━━━ SUPPLIED MATERIAL ━━━

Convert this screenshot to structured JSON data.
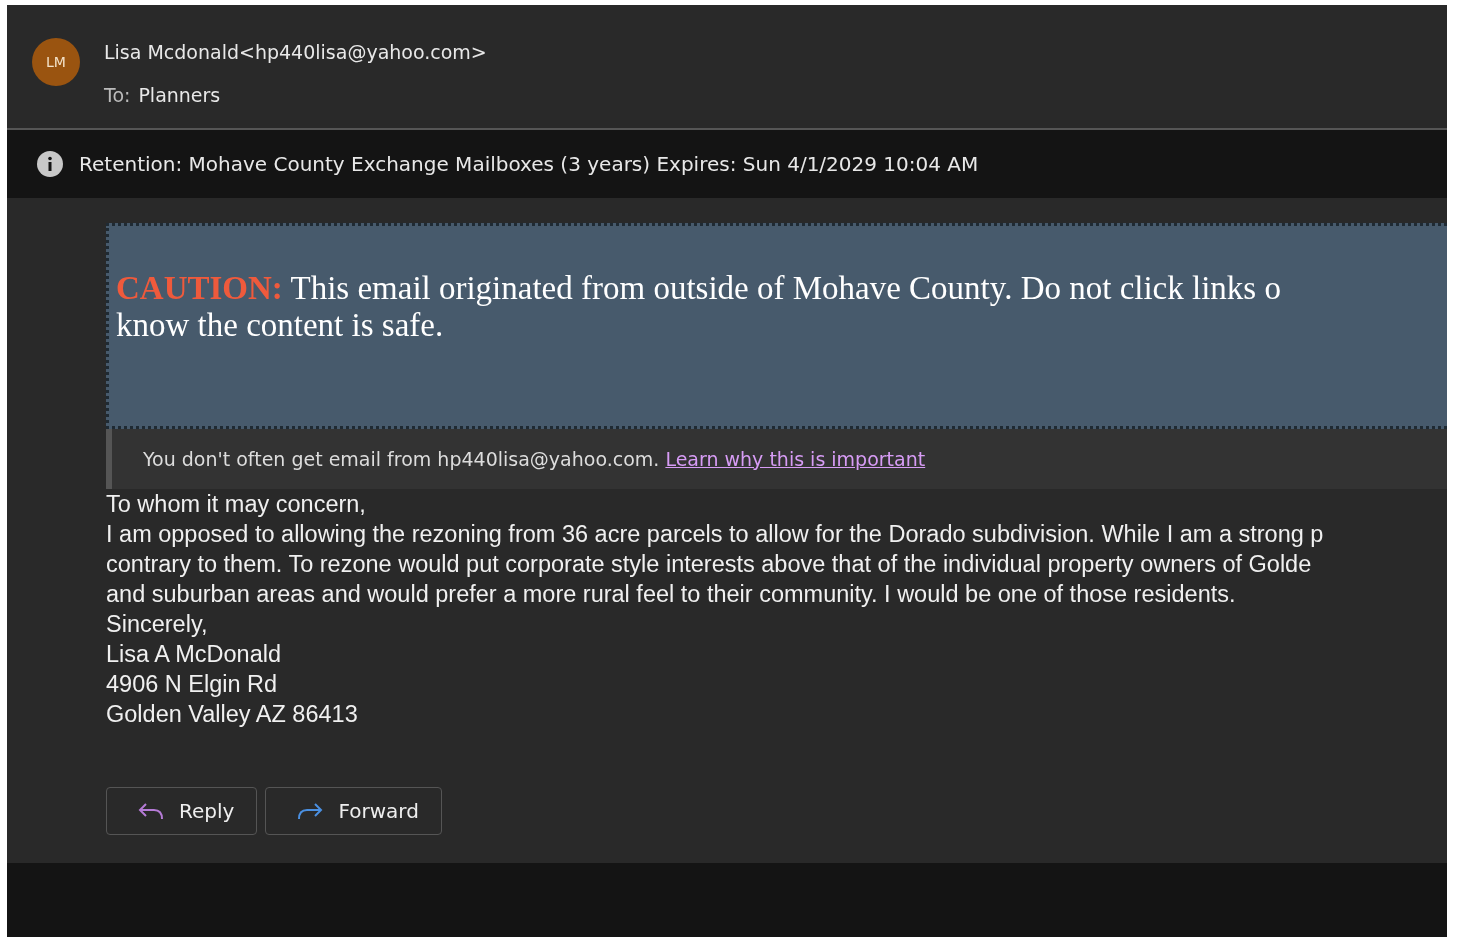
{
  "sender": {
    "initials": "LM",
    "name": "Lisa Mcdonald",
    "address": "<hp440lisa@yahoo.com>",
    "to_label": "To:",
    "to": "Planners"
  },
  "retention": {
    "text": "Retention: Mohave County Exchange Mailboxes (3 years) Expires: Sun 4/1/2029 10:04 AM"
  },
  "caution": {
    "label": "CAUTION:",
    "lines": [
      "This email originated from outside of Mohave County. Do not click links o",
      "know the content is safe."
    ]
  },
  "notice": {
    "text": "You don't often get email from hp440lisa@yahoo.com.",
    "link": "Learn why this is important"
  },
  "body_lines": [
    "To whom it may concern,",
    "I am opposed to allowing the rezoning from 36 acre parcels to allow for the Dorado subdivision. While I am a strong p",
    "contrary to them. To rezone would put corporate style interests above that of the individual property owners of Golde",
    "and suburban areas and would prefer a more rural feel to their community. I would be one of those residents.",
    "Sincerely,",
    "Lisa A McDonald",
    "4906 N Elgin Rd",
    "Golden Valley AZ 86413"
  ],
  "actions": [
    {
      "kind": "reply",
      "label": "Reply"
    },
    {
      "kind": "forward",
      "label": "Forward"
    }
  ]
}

━━━

TASK INSTRUCTIONS:
Each line that has the word "Mohave" should be copied.

ANSWER FOR THIS EXERCISE:
    "text": "Retention: Mohave County Exchange Mailboxes (3 years) Expires: Sun 4/1/2029 10:04 AM"
      "This email originated from outside of Mohave County. Do not click links o",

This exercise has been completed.